▸ **TO DO**: Restate each entry word for word, leaving nothing out.
* * * *
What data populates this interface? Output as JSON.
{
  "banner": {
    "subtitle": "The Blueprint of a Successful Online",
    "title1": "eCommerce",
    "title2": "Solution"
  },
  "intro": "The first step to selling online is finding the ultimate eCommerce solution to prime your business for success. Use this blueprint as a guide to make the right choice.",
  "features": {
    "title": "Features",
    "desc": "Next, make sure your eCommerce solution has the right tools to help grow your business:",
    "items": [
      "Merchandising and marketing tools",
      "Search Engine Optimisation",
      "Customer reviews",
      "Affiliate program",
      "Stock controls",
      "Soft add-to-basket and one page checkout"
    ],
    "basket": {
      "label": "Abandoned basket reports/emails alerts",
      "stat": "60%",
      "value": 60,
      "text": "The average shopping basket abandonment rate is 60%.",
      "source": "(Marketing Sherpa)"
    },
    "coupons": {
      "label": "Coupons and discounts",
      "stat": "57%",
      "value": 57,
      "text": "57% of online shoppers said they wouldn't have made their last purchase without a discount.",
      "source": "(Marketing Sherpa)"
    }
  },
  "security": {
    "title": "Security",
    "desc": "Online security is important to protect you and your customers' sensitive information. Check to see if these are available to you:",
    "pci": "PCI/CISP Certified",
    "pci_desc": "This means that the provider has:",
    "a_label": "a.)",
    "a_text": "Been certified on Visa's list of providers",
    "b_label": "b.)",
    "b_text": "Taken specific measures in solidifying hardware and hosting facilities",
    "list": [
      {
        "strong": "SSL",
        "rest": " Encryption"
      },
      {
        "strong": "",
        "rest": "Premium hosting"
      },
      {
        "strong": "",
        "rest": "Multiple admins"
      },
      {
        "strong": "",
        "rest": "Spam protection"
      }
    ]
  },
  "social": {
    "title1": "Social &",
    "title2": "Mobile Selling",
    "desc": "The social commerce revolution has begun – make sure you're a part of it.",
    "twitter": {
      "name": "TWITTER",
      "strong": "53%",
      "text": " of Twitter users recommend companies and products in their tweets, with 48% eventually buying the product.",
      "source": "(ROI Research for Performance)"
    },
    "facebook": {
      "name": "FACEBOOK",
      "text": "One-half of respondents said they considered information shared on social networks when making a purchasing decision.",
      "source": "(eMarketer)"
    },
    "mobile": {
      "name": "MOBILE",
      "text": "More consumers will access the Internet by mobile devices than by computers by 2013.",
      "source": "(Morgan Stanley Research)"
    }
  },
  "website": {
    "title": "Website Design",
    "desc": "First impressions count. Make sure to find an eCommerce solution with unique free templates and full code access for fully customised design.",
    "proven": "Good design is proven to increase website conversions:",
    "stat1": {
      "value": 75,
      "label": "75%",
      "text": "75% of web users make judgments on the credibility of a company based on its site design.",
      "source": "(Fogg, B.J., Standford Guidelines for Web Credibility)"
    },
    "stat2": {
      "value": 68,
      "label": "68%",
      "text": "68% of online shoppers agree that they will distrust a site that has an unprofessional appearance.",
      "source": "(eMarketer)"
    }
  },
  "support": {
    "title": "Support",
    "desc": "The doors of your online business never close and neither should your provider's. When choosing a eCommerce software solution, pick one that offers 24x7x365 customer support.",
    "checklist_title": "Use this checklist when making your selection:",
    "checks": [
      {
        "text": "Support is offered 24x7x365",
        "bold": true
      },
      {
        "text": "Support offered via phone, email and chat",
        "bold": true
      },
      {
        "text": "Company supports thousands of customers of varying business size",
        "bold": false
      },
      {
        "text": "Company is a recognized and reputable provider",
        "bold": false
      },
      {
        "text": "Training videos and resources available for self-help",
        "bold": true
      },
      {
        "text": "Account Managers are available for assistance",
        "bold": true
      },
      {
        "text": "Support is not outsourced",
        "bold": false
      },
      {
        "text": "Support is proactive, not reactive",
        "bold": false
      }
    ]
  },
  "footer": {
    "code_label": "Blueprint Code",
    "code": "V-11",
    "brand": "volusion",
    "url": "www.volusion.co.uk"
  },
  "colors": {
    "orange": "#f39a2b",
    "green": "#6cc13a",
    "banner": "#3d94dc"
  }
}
* * * *
▸ **RESULT OF THIS EXERCISE**:
What data populates this interface? Output as JSON.
{
  "banner": {
    "subtitle": "The Blueprint of a Successful Online",
    "title1": "eCommerce",
    "title2": "Solution"
  },
  "intro": "The first step to selling online is finding the ultimate eCommerce solution to prime your business for success. Use this blueprint as a guide to make the right choice.",
  "features": {
    "title": "Features",
    "desc": "Next, make sure your eCommerce solution has the right tools to help grow your business:",
    "items": [
      "Merchandising and marketing tools",
      "Search Engine Optimisation",
      "Customer reviews",
      "Affiliate program",
      "Stock controls",
      "Soft add-to-basket and one page checkout"
    ],
    "basket": {
      "label": "Abandoned basket reports/emails alerts",
      "stat": "60%",
      "value": 60,
      "text": "The average shopping basket abandonment rate is 60%.",
      "source": "(Marketing Sherpa)"
    },
    "coupons": {
      "label": "Coupons and discounts",
      "stat": "57%",
      "value": 57,
      "text": "57% of online shoppers said they wouldn't have made their last purchase without a discount.",
      "source": "(Marketing Sherpa)"
    }
  },
  "security": {
    "title": "Security",
    "desc": "Online security is important to protect you and your customers' sensitive information. Check to see if these are available to you:",
    "pci": "PCI/CISP Certified",
    "pci_desc": "This means that the provider has:",
    "a_label": "a.)",
    "a_text": "Been certified on Visa's list of providers",
    "b_label": "b.)",
    "b_text": "Taken specific measures in solidifying hardware and hosting facilities",
    "list": [
      {
        "strong": "SSL",
        "rest": " Encryption"
      },
      {
        "strong": "",
        "rest": "Premium hosting"
      },
      {
        "strong": "",
        "rest": "Multiple admins"
      },
      {
        "strong": "",
        "rest": "Spam protection"
      }
    ]
  },
  "social": {
    "title1": "Social &",
    "title2": "Mobile Selling",
    "desc": "The social commerce revolution has begun – make sure you're a part of it.",
    "twitter": {
      "name": "TWITTER",
      "strong": "53%",
      "text": " of Twitter users recommend companies and products in their tweets, with 48% eventually buying the product.",
      "source": "(ROI Research for Performance)"
    },
    "facebook": {
      "name": "FACEBOOK",
      "text": "One-half of respondents said they considered information shared on social networks when making a purchasing decision.",
      "source": "(eMarketer)"
    },
    "mobile": {
      "name": "MOBILE",
      "text": "More consumers will access the Internet by mobile devices than by computers by 2013.",
      "source": "(Morgan Stanley Research)"
    }
  },
  "website": {
    "title": "Website Design",
    "desc": "First impressions count. Make sure to find an eCommerce solution with unique free templates and full code access for fully customised design.",
    "proven": "Good design is proven to increase website conversions:",
    "stat1": {
      "value": 75,
      "label": "75%",
      "text": "75% of web users make judgments on the credibility of a company based on its site design.",
      "source": "(Fogg, B.J., Standford Guidelines for Web Credibility)"
    },
    "stat2": {
      "value": 68,
      "label": "68%",
      "text": "68% of online shoppers agree that they will distrust a site that has an unprofessional appearance.",
      "source": "(eMarketer)"
    }
  },
  "support": {
    "title": "Support",
    "desc": "The doors of your online business never close and neither should your provider's. When choosing a eCommerce software solution, pick one that offers 24x7x365 customer support.",
    "checklist_title": "Use this checklist when making your selection:",
    "checks": [
      {
        "text": "Support is offered 24x7x365",
        "bold": true
      },
      {
        "text": "Support offered via phone, email and chat",
        "bold": true
      },
      {
        "text": "Company supports thousands of customers of varying business size",
        "bold": false
      },
      {
        "text": "Company is a recognized and reputable provider",
        "bold": false
      },
      {
        "text": "Training videos and resources available for self-help",
        "bold": true
      },
      {
        "text": "Account Managers are available for assistance",
        "bold": true
      },
      {
        "text": "Support is not outsourced",
        "bold": false
      },
      {
        "text": "Support is proactive, not reactive",
        "bold": false
      }
    ]
  },
  "footer": {
    "code_label": "Blueprint Code",
    "code": "V-11",
    "brand": "volusion",
    "url": "www.volusion.co.uk"
  },
  "colors": {
    "orange": "#f39a2b",
    "green": "#6cc13a",
    "banner": "#3d94dc"
  }
}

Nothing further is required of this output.